(Written exercise)
Please pull out every line that includes the string "stibié".

Start of Data to process

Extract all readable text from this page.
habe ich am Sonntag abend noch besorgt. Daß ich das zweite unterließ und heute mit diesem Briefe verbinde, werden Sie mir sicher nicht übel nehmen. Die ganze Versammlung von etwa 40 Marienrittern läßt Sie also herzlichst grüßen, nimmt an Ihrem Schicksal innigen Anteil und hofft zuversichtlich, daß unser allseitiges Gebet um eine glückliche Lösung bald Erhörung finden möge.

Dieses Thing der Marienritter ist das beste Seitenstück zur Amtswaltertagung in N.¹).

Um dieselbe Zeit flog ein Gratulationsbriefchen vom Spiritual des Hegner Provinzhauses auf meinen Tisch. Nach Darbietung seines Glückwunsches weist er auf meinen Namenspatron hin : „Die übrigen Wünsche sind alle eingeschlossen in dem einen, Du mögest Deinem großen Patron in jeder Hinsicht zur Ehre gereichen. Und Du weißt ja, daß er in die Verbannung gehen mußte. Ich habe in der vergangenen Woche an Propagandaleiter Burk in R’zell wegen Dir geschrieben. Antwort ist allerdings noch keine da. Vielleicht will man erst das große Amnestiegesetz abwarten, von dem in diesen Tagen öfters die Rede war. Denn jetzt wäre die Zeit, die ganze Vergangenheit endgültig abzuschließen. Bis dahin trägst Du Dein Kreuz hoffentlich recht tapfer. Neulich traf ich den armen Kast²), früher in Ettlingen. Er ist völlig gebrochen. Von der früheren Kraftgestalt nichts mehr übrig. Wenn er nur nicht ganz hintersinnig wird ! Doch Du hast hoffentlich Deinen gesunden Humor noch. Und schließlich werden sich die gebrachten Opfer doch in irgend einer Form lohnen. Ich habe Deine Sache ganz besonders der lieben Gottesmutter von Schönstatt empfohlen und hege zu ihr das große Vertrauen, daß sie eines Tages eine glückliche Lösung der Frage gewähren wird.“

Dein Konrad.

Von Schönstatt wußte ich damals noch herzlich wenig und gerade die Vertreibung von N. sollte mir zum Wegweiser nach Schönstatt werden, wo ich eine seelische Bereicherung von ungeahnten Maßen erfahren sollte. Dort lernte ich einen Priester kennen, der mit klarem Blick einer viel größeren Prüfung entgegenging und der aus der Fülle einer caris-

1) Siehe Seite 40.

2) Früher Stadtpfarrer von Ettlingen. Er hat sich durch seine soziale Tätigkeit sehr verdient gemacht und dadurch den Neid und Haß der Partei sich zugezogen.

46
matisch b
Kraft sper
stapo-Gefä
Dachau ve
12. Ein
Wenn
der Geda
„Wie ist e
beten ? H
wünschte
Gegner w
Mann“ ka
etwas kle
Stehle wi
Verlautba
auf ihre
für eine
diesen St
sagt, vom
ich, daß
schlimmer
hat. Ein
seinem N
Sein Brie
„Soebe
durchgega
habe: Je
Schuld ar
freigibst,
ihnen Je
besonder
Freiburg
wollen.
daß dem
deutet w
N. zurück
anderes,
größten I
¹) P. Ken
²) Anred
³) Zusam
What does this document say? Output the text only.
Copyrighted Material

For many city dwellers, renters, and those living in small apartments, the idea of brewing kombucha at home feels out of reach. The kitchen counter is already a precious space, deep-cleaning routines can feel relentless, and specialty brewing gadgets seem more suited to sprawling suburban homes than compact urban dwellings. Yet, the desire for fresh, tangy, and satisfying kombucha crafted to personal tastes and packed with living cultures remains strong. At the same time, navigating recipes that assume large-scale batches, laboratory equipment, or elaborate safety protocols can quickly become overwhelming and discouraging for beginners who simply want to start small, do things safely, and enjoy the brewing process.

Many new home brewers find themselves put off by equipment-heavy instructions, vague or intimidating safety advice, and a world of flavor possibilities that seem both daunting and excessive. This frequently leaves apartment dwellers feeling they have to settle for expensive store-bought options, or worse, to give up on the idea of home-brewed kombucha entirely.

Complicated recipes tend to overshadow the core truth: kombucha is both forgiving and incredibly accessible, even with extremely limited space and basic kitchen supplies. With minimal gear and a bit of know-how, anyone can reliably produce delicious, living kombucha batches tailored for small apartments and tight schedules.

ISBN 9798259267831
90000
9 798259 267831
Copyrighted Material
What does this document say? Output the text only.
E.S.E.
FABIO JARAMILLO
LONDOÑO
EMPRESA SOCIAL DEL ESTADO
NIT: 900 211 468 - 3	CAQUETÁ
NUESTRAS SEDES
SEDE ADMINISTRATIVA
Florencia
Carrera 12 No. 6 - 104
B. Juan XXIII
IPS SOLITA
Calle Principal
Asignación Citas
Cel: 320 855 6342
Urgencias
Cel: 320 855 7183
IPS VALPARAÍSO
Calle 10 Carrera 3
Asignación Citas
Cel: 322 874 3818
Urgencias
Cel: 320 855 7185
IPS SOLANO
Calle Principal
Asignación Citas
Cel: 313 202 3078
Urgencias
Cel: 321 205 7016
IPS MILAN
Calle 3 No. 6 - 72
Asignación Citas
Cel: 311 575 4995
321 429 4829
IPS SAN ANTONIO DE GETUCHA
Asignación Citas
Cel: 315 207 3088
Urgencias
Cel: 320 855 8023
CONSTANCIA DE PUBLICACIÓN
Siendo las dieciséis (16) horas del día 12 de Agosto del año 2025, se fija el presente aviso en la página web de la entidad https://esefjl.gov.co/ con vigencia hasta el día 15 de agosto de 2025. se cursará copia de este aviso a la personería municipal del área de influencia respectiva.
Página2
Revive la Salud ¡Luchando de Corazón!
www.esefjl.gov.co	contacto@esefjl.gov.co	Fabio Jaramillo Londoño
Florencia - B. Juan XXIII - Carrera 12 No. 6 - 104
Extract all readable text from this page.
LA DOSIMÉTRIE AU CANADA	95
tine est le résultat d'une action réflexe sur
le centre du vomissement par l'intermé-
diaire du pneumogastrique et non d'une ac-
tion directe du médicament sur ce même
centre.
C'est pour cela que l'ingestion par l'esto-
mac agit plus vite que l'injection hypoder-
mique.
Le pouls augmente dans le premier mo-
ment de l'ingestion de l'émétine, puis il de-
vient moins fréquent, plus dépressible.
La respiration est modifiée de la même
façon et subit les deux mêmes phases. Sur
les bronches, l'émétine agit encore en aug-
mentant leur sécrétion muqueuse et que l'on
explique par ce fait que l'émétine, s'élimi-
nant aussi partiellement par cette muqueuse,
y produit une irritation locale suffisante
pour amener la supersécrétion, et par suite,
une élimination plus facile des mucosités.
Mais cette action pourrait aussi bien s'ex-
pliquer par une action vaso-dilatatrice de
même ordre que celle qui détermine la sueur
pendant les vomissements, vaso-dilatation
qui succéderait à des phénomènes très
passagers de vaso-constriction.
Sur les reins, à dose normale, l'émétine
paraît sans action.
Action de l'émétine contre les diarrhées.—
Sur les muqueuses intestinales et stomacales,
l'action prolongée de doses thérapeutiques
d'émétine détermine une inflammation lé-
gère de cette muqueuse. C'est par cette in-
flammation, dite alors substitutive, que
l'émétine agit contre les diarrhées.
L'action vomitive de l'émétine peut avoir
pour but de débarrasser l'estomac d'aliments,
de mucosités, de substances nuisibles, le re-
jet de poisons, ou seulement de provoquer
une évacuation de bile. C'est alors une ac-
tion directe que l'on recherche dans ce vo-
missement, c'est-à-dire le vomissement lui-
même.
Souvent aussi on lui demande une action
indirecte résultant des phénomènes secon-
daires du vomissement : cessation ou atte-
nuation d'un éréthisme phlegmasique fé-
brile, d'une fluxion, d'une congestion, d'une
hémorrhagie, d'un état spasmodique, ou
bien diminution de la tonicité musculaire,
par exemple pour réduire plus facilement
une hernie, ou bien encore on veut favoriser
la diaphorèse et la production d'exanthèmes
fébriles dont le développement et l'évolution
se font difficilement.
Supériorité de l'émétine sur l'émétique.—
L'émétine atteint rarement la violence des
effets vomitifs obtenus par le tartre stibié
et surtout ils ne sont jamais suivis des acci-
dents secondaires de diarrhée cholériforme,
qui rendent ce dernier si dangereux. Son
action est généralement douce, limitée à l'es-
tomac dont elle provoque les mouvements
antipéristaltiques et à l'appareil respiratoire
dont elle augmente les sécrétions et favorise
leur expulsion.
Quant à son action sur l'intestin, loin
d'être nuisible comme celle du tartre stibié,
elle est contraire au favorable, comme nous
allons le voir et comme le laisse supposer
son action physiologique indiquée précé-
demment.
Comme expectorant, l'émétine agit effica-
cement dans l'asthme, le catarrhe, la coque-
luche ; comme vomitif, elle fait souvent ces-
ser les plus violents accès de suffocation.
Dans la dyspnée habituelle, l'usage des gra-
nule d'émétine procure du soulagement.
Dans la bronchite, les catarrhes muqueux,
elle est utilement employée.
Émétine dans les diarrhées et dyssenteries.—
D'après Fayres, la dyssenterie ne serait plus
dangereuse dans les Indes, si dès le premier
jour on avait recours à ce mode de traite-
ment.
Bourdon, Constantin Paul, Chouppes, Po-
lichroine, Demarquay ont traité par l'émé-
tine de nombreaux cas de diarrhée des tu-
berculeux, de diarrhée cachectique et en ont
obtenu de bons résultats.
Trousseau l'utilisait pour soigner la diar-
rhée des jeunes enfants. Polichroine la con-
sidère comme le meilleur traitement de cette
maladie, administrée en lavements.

End of Data to process

(Solution below)
effets vomitifs obtenus par le tartre stibié
d'être nuisible comme celle du tartre stibié,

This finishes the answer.